AIM: Quote each record exactly, please, leaving none out.
####################
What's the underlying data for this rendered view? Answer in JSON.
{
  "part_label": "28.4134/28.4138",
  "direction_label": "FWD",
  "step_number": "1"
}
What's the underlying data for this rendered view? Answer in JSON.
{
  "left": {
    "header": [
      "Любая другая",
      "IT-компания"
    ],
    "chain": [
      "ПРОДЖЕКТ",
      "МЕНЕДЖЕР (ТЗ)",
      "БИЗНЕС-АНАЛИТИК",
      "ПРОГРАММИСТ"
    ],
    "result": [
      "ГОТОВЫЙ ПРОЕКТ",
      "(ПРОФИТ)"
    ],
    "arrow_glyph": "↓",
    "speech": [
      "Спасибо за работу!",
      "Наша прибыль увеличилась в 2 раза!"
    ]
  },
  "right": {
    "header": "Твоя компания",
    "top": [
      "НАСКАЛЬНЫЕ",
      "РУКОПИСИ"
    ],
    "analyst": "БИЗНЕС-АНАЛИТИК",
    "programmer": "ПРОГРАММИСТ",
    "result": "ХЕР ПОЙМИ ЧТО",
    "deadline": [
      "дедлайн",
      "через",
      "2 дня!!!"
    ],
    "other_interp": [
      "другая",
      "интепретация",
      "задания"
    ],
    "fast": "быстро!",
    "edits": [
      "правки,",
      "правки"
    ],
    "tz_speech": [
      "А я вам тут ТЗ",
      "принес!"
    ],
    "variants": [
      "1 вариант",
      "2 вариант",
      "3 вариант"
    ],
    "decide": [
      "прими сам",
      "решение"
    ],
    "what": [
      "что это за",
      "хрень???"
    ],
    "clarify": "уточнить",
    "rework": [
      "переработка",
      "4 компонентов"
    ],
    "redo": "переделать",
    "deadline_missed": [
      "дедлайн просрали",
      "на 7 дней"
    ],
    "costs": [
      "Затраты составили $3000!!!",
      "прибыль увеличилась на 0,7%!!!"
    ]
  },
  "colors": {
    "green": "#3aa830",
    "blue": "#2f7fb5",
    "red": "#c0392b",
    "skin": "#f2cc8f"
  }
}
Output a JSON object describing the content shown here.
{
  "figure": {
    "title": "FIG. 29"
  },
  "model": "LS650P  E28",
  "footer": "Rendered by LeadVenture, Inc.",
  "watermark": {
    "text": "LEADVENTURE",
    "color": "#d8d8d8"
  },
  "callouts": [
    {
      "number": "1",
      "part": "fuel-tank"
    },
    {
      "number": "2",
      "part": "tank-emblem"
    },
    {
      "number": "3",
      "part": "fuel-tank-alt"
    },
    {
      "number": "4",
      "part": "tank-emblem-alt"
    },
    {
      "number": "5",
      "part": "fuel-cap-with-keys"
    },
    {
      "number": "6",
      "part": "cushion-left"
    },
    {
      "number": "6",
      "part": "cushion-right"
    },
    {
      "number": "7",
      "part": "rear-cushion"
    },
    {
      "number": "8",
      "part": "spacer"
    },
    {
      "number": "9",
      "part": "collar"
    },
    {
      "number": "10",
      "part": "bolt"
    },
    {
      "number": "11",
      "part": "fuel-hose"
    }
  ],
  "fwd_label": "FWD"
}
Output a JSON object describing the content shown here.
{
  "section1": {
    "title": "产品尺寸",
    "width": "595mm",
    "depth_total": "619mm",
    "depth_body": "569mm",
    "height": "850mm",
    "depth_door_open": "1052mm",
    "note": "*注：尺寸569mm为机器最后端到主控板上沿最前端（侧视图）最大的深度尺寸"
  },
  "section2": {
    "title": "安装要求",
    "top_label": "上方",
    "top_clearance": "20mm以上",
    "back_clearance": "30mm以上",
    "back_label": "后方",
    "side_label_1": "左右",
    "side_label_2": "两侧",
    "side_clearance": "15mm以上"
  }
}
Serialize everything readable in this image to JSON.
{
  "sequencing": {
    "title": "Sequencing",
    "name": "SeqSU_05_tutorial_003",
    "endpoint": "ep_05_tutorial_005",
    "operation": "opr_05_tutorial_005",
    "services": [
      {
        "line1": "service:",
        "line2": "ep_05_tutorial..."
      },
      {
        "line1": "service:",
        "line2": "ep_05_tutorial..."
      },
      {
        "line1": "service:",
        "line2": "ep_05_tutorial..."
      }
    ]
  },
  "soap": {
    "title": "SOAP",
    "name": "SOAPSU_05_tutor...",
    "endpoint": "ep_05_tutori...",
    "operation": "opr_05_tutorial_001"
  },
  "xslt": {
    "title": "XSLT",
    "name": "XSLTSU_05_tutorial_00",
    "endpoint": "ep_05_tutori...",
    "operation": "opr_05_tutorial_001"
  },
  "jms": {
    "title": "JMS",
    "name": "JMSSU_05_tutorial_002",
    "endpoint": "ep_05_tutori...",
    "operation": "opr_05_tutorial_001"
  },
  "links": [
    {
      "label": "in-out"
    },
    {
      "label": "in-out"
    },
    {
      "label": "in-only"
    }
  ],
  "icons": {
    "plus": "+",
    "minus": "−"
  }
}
####################
OUTPUT FOR THIS EXERCISE:
What's the underlying data for this rendered view? Answer in JSON.
{
  "part_label": "28.4134/28.4138",
  "direction_label": "FWD",
  "step_number": "1"
}
What's the underlying data for this rendered view? Answer in JSON.
{
  "left": {
    "header": [
      "Любая другая",
      "IT-компания"
    ],
    "chain": [
      "ПРОДЖЕКТ",
      "МЕНЕДЖЕР (ТЗ)",
      "БИЗНЕС-АНАЛИТИК",
      "ПРОГРАММИСТ"
    ],
    "result": [
      "ГОТОВЫЙ ПРОЕКТ",
      "(ПРОФИТ)"
    ],
    "arrow_glyph": "↓",
    "speech": [
      "Спасибо за работу!",
      "Наша прибыль увеличилась в 2 раза!"
    ]
  },
  "right": {
    "header": "Твоя компания",
    "top": [
      "НАСКАЛЬНЫЕ",
      "РУКОПИСИ"
    ],
    "analyst": "БИЗНЕС-АНАЛИТИК",
    "programmer": "ПРОГРАММИСТ",
    "result": "ХЕР ПОЙМИ ЧТО",
    "deadline": [
      "дедлайн",
      "через",
      "2 дня!!!"
    ],
    "other_interp": [
      "другая",
      "интепретация",
      "задания"
    ],
    "fast": "быстро!",
    "edits": [
      "правки,",
      "правки"
    ],
    "tz_speech": [
      "А я вам тут ТЗ",
      "принес!"
    ],
    "variants": [
      "1 вариант",
      "2 вариант",
      "3 вариант"
    ],
    "decide": [
      "прими сам",
      "решение"
    ],
    "what": [
      "что это за",
      "хрень???"
    ],
    "clarify": "уточнить",
    "rework": [
      "переработка",
      "4 компонентов"
    ],
    "redo": "переделать",
    "deadline_missed": [
      "дедлайн просрали",
      "на 7 дней"
    ],
    "costs": [
      "Затраты составили $3000!!!",
      "прибыль увеличилась на 0,7%!!!"
    ]
  },
  "colors": {
    "green": "#3aa830",
    "blue": "#2f7fb5",
    "red": "#c0392b",
    "skin": "#f2cc8f"
  }
}
Output a JSON object describing the content shown here.
{
  "figure": {
    "title": "FIG. 29"
  },
  "model": "LS650P  E28",
  "footer": "Rendered by LeadVenture, Inc.",
  "watermark": {
    "text": "LEADVENTURE",
    "color": "#d8d8d8"
  },
  "callouts": [
    {
      "number": "1",
      "part": "fuel-tank"
    },
    {
      "number": "2",
      "part": "tank-emblem"
    },
    {
      "number": "3",
      "part": "fuel-tank-alt"
    },
    {
      "number": "4",
      "part": "tank-emblem-alt"
    },
    {
      "number": "5",
      "part": "fuel-cap-with-keys"
    },
    {
      "number": "6",
      "part": "cushion-left"
    },
    {
      "number": "6",
      "part": "cushion-right"
    },
    {
      "number": "7",
      "part": "rear-cushion"
    },
    {
      "number": "8",
      "part": "spacer"
    },
    {
      "number": "9",
      "part": "collar"
    },
    {
      "number": "10",
      "part": "bolt"
    },
    {
      "number": "11",
      "part": "fuel-hose"
    }
  ],
  "fwd_label": "FWD"
}
Output a JSON object describing the content shown here.
{
  "section1": {
    "title": "产品尺寸",
    "width": "595mm",
    "depth_total": "619mm",
    "depth_body": "569mm",
    "height": "850mm",
    "depth_door_open": "1052mm",
    "note": "*注：尺寸569mm为机器最后端到主控板上沿最前端（侧视图）最大的深度尺寸"
  },
  "section2": {
    "title": "安装要求",
    "top_label": "上方",
    "top_clearance": "20mm以上",
    "back_clearance": "30mm以上",
    "back_label": "后方",
    "side_label_1": "左右",
    "side_label_2": "两侧",
    "side_clearance": "15mm以上"
  }
}
Serialize everything readable in this image to JSON.
{
  "sequencing": {
    "title": "Sequencing",
    "name": "SeqSU_05_tutorial_003",
    "endpoint": "ep_05_tutorial_005",
    "operation": "opr_05_tutorial_005",
    "services": [
      {
        "line1": "service:",
        "line2": "ep_05_tutorial..."
      },
      {
        "line1": "service:",
        "line2": "ep_05_tutorial..."
      },
      {
        "line1": "service:",
        "line2": "ep_05_tutorial..."
      }
    ]
  },
  "soap": {
    "title": "SOAP",
    "name": "SOAPSU_05_tutor...",
    "endpoint": "ep_05_tutori...",
    "operation": "opr_05_tutorial_001"
  },
  "xslt": {
    "title": "XSLT",
    "name": "XSLTSU_05_tutorial_00",
    "endpoint": "ep_05_tutori...",
    "operation": "opr_05_tutorial_001"
  },
  "jms": {
    "title": "JMS",
    "name": "JMSSU_05_tutorial_002",
    "endpoint": "ep_05_tutori...",
    "operation": "opr_05_tutorial_001"
  },
  "links": [
    {
      "label": "in-out"
    },
    {
      "label": "in-out"
    },
    {
      "label": "in-only"
    }
  ],
  "icons": {
    "plus": "+",
    "minus": "−"
  }
}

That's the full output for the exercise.